Short task >>
Set every record down verbatim and omit the pictures.

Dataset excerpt
· · · · · · ·

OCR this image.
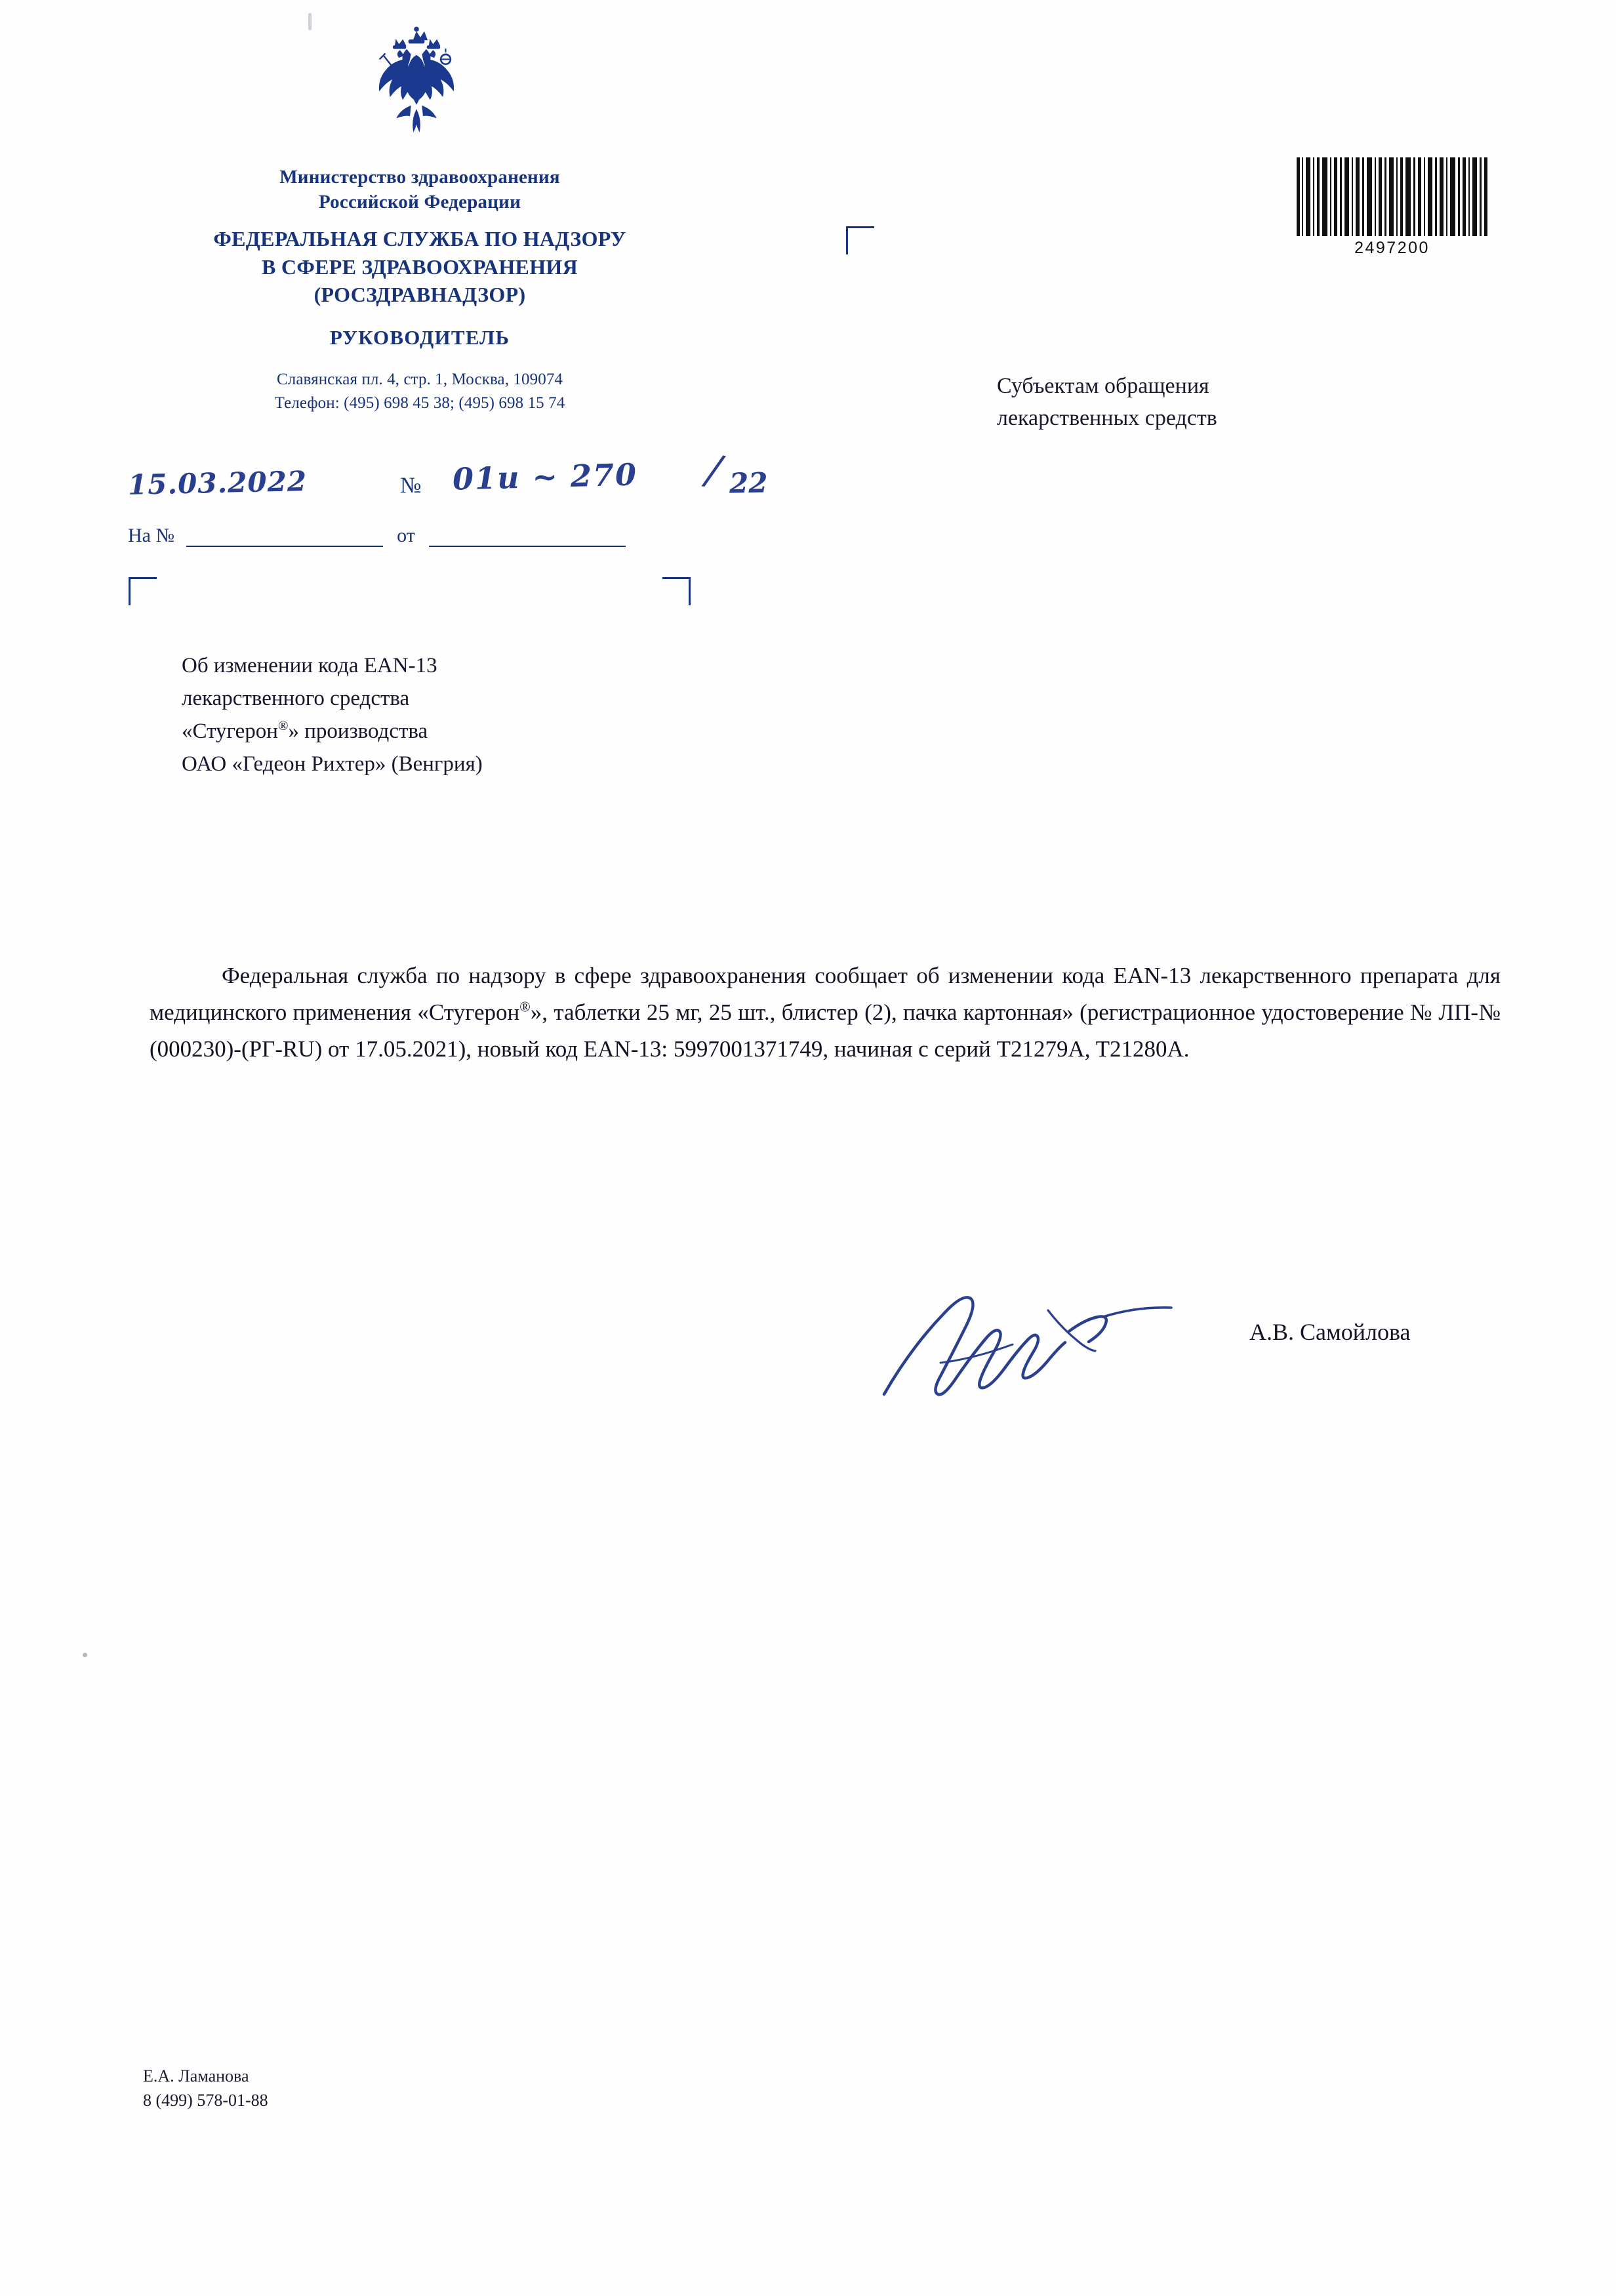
Министерство здравоохранения
Российской Федерации
ФЕДЕРАЛЬНАЯ СЛУЖБА ПО НАДЗОРУ
В СФЕРЕ ЗДРАВООХРАНЕНИЯ
(РОСЗДРАВНАДЗОР)
РУКОВОДИТЕЛЬ
Славянская пл. 4, стр. 1, Москва, 109074
Телефон: (495) 698 45 38; (495) 698 15 74
15.03.2022	№ 01и ~ 270 / 22
На №	от
2497200
Субъектам обращения
лекарственных средств
Об изменении кода EAN-13
лекарственного средства
«Стугерон®» производства
ОАО «Гедеон Рихтер» (Венгрия)

Федеральная служба по надзору в сфере здравоохранения сообщает об изменении кода EAN-13 лекарственного препарата для медицинского применения «Стугерон®», таблетки 25 мг, 25 шт., блистер (2), пачка картонная» (регистрационное удостоверение № ЛП-№ (000230)-(РГ-RU) от 17.05.2021), новый код EAN-13: 5997001371749, начиная с серий T21279A, T21280A.

А.В. Самойлова
Е.А. Ламанова
8 (499) 578-01-88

· · · · · · ·

Task result >>
OCR this image.
Министерство здравоохранения
Российской Федерации
ФЕДЕРАЛЬНАЯ СЛУЖБА ПО НАДЗОРУ
В СФЕРЕ ЗДРАВООХРАНЕНИЯ
(РОСЗДРАВНАДЗОР)
РУКОВОДИТЕЛЬ
Славянская пл. 4, стр. 1, Москва, 109074
Телефон: (495) 698 45 38; (495) 698 15 74
15.03.2022	№ 01и ~ 270 / 22
На №	от
2497200
Субъектам обращения
лекарственных средств
Об изменении кода EAN-13
лекарственного средства
«Стугерон®» производства
ОАО «Гедеон Рихтер» (Венгрия)

Федеральная служба по надзору в сфере здравоохранения сообщает об изменении кода EAN-13 лекарственного препарата для медицинского применения «Стугерон®», таблетки 25 мг, 25 шт., блистер (2), пачка картонная» (регистрационное удостоверение № ЛП-№ (000230)-(РГ-RU) от 17.05.2021), новый код EAN-13: 5997001371749, начиная с серий T21279A, T21280A.

А.В. Самойлова
Е.А. Ламанова
8 (499) 578-01-88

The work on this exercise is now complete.